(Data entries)
##############################
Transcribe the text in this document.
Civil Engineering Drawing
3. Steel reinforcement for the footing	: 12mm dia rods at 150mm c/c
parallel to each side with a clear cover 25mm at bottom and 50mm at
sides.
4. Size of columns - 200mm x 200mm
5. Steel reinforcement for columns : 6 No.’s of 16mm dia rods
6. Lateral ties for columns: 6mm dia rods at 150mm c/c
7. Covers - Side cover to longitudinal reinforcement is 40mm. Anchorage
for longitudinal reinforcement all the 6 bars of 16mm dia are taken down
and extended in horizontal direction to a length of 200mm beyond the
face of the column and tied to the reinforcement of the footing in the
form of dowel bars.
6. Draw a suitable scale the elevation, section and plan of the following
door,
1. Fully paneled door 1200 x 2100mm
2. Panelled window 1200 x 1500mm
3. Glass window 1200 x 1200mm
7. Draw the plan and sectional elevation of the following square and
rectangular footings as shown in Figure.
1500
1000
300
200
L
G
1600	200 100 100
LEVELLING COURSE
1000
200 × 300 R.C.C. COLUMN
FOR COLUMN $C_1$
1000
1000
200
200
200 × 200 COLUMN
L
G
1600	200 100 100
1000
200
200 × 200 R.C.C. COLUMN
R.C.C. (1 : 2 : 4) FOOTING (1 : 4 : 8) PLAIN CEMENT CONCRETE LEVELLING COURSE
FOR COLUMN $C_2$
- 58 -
##############################
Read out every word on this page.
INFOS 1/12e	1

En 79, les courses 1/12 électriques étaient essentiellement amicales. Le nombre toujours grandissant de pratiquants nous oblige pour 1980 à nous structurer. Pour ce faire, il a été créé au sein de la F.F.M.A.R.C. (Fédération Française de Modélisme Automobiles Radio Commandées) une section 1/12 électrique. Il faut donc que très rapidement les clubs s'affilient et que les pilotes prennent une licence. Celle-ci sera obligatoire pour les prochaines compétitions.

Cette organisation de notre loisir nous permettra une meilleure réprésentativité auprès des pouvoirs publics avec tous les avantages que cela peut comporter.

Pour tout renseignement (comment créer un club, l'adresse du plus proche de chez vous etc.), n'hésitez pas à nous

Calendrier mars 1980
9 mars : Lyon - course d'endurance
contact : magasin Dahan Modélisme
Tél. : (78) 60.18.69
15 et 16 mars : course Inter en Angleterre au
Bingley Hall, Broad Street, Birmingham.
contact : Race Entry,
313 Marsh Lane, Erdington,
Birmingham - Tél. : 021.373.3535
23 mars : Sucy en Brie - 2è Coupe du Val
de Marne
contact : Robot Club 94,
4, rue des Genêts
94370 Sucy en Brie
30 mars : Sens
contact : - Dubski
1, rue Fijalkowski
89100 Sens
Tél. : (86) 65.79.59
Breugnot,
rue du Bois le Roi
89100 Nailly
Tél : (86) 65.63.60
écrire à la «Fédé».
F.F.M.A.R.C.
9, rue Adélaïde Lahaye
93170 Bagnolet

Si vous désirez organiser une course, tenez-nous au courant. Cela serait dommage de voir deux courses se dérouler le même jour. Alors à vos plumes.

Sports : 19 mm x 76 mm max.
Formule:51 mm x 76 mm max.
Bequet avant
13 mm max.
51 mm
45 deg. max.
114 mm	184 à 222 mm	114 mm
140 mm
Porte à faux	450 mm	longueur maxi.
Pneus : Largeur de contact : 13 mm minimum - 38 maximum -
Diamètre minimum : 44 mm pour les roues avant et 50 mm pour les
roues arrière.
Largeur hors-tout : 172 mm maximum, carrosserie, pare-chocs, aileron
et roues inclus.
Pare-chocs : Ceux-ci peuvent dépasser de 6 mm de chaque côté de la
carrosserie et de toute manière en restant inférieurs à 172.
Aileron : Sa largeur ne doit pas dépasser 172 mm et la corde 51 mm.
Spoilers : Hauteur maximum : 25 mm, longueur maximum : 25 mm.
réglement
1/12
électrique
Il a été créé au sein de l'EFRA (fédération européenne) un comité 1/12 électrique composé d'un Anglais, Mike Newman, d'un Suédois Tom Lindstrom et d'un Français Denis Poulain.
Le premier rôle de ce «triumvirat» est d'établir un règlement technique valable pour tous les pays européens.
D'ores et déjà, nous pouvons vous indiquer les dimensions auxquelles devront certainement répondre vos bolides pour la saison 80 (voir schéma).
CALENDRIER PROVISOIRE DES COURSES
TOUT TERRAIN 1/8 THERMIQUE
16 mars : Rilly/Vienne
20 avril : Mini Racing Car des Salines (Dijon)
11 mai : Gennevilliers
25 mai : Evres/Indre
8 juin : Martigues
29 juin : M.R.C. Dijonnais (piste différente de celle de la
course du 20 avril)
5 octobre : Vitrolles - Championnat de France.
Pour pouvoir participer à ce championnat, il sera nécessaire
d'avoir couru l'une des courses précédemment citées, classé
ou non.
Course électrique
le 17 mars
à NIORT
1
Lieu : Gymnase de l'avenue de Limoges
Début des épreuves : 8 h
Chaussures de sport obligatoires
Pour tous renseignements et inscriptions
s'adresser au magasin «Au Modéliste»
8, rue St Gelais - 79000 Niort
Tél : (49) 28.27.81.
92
##############################
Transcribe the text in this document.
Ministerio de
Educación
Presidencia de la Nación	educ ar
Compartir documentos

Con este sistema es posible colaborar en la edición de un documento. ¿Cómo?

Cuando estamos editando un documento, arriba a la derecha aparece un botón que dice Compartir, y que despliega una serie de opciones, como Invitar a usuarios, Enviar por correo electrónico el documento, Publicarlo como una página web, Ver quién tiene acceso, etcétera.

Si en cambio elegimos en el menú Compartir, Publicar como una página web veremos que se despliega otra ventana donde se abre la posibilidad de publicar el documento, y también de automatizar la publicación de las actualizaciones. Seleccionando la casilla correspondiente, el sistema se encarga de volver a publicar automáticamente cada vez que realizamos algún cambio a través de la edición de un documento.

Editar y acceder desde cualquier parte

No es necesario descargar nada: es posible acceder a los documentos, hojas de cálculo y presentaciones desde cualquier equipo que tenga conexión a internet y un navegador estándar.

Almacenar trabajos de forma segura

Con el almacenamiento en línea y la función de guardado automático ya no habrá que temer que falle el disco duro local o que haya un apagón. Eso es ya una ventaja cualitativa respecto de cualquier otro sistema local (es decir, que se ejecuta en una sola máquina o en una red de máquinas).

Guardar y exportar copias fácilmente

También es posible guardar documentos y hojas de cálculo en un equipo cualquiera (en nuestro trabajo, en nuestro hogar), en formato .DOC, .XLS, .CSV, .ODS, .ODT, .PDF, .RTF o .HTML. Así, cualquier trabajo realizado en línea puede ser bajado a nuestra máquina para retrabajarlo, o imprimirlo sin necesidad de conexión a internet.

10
##############################
▶ **To do**
Count how many lines above carry the word "créé". Only the number is required.

▶ **Solution for this task**
2